--- To be done ---
Copy out every line in the entries below that includes "godina".

+ + + + +

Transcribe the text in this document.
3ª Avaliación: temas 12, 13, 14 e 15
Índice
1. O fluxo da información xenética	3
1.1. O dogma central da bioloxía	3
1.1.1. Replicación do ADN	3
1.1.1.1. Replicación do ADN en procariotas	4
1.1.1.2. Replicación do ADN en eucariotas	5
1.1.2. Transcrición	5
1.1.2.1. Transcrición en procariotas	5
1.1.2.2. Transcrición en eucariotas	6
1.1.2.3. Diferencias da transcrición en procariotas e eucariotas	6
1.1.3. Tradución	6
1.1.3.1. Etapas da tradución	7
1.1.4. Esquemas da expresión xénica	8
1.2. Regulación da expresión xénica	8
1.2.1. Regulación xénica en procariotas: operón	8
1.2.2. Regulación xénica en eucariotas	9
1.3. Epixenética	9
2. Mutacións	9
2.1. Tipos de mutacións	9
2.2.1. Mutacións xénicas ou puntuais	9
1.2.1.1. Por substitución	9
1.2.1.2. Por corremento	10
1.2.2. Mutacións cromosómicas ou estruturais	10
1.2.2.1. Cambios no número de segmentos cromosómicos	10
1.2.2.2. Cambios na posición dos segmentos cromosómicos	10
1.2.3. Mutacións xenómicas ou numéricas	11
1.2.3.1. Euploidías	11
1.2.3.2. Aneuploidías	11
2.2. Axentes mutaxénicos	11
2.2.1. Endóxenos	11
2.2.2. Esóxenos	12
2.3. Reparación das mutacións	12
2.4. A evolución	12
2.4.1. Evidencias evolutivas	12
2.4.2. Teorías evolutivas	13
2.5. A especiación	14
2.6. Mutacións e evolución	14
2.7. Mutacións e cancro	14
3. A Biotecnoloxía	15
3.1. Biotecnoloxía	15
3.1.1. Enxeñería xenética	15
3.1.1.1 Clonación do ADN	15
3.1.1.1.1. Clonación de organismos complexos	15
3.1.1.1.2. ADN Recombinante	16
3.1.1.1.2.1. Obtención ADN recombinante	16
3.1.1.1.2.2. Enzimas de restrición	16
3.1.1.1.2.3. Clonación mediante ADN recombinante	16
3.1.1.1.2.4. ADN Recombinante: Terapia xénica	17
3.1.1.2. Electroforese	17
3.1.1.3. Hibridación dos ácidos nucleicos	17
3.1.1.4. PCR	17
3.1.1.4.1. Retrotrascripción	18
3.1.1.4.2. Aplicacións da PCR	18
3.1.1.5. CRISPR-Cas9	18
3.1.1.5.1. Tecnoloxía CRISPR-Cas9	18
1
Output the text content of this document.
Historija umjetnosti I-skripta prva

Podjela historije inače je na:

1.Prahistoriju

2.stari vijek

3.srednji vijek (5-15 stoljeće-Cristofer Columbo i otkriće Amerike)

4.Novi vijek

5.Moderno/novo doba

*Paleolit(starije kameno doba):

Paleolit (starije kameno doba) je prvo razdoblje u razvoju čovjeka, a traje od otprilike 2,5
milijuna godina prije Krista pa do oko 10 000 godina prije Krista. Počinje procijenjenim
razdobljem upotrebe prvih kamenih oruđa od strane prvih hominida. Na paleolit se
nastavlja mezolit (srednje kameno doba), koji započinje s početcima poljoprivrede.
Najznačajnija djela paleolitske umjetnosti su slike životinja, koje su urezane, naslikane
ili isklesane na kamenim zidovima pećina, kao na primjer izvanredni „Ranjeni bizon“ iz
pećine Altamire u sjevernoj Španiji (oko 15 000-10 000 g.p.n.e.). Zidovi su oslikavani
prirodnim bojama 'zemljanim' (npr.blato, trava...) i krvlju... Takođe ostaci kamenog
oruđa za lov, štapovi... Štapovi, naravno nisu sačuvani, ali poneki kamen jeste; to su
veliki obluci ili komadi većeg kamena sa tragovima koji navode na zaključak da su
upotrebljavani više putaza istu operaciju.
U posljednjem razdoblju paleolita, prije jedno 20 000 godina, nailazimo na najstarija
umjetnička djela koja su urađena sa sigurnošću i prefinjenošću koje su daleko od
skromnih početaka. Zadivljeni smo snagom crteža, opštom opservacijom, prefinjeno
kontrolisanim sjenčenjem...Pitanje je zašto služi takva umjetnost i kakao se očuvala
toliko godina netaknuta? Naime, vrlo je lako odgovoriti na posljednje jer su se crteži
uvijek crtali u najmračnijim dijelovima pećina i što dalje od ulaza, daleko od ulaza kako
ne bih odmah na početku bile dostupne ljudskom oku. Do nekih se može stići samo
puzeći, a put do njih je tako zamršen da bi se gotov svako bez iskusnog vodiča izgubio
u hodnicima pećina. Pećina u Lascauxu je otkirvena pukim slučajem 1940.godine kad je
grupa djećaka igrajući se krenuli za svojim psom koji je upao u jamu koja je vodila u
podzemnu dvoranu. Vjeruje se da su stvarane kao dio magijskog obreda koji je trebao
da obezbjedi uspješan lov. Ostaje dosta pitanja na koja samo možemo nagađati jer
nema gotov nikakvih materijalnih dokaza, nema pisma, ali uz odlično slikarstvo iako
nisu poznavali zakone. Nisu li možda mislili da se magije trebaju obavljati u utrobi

+ + + + +

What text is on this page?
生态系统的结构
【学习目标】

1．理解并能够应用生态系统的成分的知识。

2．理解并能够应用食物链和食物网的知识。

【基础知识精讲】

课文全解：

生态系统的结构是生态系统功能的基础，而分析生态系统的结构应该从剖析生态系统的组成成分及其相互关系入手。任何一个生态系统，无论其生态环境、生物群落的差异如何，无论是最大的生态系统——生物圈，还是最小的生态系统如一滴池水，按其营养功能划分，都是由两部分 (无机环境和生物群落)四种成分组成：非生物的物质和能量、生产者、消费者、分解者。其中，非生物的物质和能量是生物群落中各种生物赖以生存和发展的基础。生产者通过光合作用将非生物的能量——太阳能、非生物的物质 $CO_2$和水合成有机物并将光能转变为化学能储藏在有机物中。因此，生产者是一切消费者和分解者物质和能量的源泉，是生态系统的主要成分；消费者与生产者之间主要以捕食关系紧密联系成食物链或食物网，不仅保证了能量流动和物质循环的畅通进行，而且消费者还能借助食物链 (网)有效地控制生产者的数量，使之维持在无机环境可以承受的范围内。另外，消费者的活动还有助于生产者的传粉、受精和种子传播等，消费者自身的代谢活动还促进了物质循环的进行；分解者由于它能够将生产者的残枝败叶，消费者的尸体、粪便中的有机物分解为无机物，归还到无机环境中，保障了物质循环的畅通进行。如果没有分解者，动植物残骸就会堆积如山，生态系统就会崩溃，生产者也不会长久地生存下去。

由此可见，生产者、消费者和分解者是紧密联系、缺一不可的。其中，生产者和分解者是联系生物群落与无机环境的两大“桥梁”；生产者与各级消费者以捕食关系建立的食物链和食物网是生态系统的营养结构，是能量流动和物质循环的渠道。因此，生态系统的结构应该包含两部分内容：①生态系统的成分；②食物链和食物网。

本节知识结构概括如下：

+ + + + +

--- Correct response ---
milijuna godina prije Krista pa do oko 10 000 godina prije Krista. Počinje procijenjenim
U posljednjem razdoblju paleolita, prije jedno 20 000 godina, nailazimo na najstarija
toliko godina netaknuta? Naime, vrlo je lako odgovoriti na posljednje jer su se crteži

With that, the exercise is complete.